## Begin DATA TO USE
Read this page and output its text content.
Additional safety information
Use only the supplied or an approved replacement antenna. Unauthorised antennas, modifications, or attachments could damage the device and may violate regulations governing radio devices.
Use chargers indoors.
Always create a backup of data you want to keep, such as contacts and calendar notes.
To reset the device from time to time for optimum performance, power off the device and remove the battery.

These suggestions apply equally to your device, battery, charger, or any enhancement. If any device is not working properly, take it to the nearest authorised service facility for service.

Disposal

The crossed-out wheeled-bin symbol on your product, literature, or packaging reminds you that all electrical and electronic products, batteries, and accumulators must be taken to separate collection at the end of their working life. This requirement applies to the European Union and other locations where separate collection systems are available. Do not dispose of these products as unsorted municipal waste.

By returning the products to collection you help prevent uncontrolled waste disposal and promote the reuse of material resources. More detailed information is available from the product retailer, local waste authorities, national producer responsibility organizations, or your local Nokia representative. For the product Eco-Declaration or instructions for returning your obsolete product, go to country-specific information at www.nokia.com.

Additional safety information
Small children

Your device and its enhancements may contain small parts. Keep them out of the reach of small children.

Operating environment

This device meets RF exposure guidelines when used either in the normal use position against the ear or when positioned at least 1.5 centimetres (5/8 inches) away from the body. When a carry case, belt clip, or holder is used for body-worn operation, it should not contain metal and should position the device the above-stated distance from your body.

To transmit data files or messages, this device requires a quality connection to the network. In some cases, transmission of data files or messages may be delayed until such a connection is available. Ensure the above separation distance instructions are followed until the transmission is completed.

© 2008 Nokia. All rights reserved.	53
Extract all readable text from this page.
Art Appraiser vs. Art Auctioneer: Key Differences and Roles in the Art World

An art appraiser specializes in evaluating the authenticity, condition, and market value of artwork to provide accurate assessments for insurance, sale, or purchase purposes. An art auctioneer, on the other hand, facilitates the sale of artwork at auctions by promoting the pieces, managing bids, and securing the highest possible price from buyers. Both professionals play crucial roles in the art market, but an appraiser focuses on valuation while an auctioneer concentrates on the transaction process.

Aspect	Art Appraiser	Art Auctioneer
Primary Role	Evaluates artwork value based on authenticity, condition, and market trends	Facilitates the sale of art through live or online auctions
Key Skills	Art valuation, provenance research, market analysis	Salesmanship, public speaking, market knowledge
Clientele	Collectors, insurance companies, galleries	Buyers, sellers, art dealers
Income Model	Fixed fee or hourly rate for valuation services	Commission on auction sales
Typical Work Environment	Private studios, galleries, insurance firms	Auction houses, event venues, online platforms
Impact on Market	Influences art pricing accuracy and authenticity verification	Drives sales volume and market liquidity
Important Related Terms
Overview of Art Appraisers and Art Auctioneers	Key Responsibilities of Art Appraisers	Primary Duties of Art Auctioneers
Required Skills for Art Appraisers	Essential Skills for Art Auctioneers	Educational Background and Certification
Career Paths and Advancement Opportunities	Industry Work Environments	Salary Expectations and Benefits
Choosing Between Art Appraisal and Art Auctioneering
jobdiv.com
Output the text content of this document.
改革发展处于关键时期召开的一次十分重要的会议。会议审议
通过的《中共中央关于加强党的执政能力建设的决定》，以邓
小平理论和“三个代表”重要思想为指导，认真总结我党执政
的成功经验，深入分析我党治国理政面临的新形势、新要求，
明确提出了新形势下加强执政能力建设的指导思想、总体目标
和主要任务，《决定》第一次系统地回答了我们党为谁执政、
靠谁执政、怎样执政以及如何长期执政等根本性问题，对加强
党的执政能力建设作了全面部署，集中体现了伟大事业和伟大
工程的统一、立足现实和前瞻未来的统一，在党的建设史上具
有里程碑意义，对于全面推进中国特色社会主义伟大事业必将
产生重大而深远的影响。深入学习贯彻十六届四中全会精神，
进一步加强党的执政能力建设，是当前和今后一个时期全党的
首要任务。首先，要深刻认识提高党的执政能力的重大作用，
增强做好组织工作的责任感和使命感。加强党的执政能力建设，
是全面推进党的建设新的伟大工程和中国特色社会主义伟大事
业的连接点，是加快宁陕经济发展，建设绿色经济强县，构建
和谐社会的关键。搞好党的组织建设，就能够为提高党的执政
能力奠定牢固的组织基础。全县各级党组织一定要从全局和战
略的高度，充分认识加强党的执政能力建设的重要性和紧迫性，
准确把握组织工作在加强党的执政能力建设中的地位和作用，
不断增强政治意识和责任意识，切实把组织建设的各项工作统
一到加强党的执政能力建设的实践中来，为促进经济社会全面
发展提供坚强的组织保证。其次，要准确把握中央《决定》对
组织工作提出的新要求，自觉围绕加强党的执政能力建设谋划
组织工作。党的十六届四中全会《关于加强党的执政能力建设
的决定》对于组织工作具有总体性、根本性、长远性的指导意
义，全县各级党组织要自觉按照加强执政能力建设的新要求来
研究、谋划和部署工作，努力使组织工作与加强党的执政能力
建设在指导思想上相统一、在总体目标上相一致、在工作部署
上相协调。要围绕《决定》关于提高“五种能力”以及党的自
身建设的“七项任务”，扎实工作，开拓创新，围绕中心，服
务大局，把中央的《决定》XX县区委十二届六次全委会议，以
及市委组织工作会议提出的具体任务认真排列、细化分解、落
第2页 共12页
## End DATA TO USE
# EXERCISE:
Each line of the material above needs to be quoted exactly, please.

# THE RESULT:
Read this page and output its text content.
Additional safety information
Use only the supplied or an approved replacement antenna. Unauthorised antennas, modifications, or attachments could damage the device and may violate regulations governing radio devices.
Use chargers indoors.
Always create a backup of data you want to keep, such as contacts and calendar notes.
To reset the device from time to time for optimum performance, power off the device and remove the battery.

These suggestions apply equally to your device, battery, charger, or any enhancement. If any device is not working properly, take it to the nearest authorised service facility for service.

Disposal

The crossed-out wheeled-bin symbol on your product, literature, or packaging reminds you that all electrical and electronic products, batteries, and accumulators must be taken to separate collection at the end of their working life. This requirement applies to the European Union and other locations where separate collection systems are available. Do not dispose of these products as unsorted municipal waste.

By returning the products to collection you help prevent uncontrolled waste disposal and promote the reuse of material resources. More detailed information is available from the product retailer, local waste authorities, national producer responsibility organizations, or your local Nokia representative. For the product Eco-Declaration or instructions for returning your obsolete product, go to country-specific information at www.nokia.com.

Additional safety information
Small children

Your device and its enhancements may contain small parts. Keep them out of the reach of small children.

Operating environment

This device meets RF exposure guidelines when used either in the normal use position against the ear or when positioned at least 1.5 centimetres (5/8 inches) away from the body. When a carry case, belt clip, or holder is used for body-worn operation, it should not contain metal and should position the device the above-stated distance from your body.

To transmit data files or messages, this device requires a quality connection to the network. In some cases, transmission of data files or messages may be delayed until such a connection is available. Ensure the above separation distance instructions are followed until the transmission is completed.

© 2008 Nokia. All rights reserved.	53
Extract all readable text from this page.
Art Appraiser vs. Art Auctioneer: Key Differences and Roles in the Art World

An art appraiser specializes in evaluating the authenticity, condition, and market value of artwork to provide accurate assessments for insurance, sale, or purchase purposes. An art auctioneer, on the other hand, facilitates the sale of artwork at auctions by promoting the pieces, managing bids, and securing the highest possible price from buyers. Both professionals play crucial roles in the art market, but an appraiser focuses on valuation while an auctioneer concentrates on the transaction process.

Aspect	Art Appraiser	Art Auctioneer
Primary Role	Evaluates artwork value based on authenticity, condition, and market trends	Facilitates the sale of art through live or online auctions
Key Skills	Art valuation, provenance research, market analysis	Salesmanship, public speaking, market knowledge
Clientele	Collectors, insurance companies, galleries	Buyers, sellers, art dealers
Income Model	Fixed fee or hourly rate for valuation services	Commission on auction sales
Typical Work Environment	Private studios, galleries, insurance firms	Auction houses, event venues, online platforms
Impact on Market	Influences art pricing accuracy and authenticity verification	Drives sales volume and market liquidity
Important Related Terms
Overview of Art Appraisers and Art Auctioneers	Key Responsibilities of Art Appraisers	Primary Duties of Art Auctioneers
Required Skills for Art Appraisers	Essential Skills for Art Auctioneers	Educational Background and Certification
Career Paths and Advancement Opportunities	Industry Work Environments	Salary Expectations and Benefits
Choosing Between Art Appraisal and Art Auctioneering
jobdiv.com
Output the text content of this document.
改革发展处于关键时期召开的一次十分重要的会议。会议审议
通过的《中共中央关于加强党的执政能力建设的决定》，以邓
小平理论和“三个代表”重要思想为指导，认真总结我党执政
的成功经验，深入分析我党治国理政面临的新形势、新要求，
明确提出了新形势下加强执政能力建设的指导思想、总体目标
和主要任务，《决定》第一次系统地回答了我们党为谁执政、
靠谁执政、怎样执政以及如何长期执政等根本性问题，对加强
党的执政能力建设作了全面部署，集中体现了伟大事业和伟大
工程的统一、立足现实和前瞻未来的统一，在党的建设史上具
有里程碑意义，对于全面推进中国特色社会主义伟大事业必将
产生重大而深远的影响。深入学习贯彻十六届四中全会精神，
进一步加强党的执政能力建设，是当前和今后一个时期全党的
首要任务。首先，要深刻认识提高党的执政能力的重大作用，
增强做好组织工作的责任感和使命感。加强党的执政能力建设，
是全面推进党的建设新的伟大工程和中国特色社会主义伟大事
业的连接点，是加快宁陕经济发展，建设绿色经济强县，构建
和谐社会的关键。搞好党的组织建设，就能够为提高党的执政
能力奠定牢固的组织基础。全县各级党组织一定要从全局和战
略的高度，充分认识加强党的执政能力建设的重要性和紧迫性，
准确把握组织工作在加强党的执政能力建设中的地位和作用，
不断增强政治意识和责任意识，切实把组织建设的各项工作统
一到加强党的执政能力建设的实践中来，为促进经济社会全面
发展提供坚强的组织保证。其次，要准确把握中央《决定》对
组织工作提出的新要求，自觉围绕加强党的执政能力建设谋划
组织工作。党的十六届四中全会《关于加强党的执政能力建设
的决定》对于组织工作具有总体性、根本性、长远性的指导意
义，全县各级党组织要自觉按照加强执政能力建设的新要求来
研究、谋划和部署工作，努力使组织工作与加强党的执政能力
建设在指导思想上相统一、在总体目标上相一致、在工作部署
上相协调。要围绕《决定》关于提高“五种能力”以及党的自
身建设的“七项任务”，扎实工作，开拓创新，围绕中心，服
务大局，把中央的《决定》XX县区委十二届六次全委会议，以
及市委组织工作会议提出的具体任务认真排列、细化分解、落
第2页 共12页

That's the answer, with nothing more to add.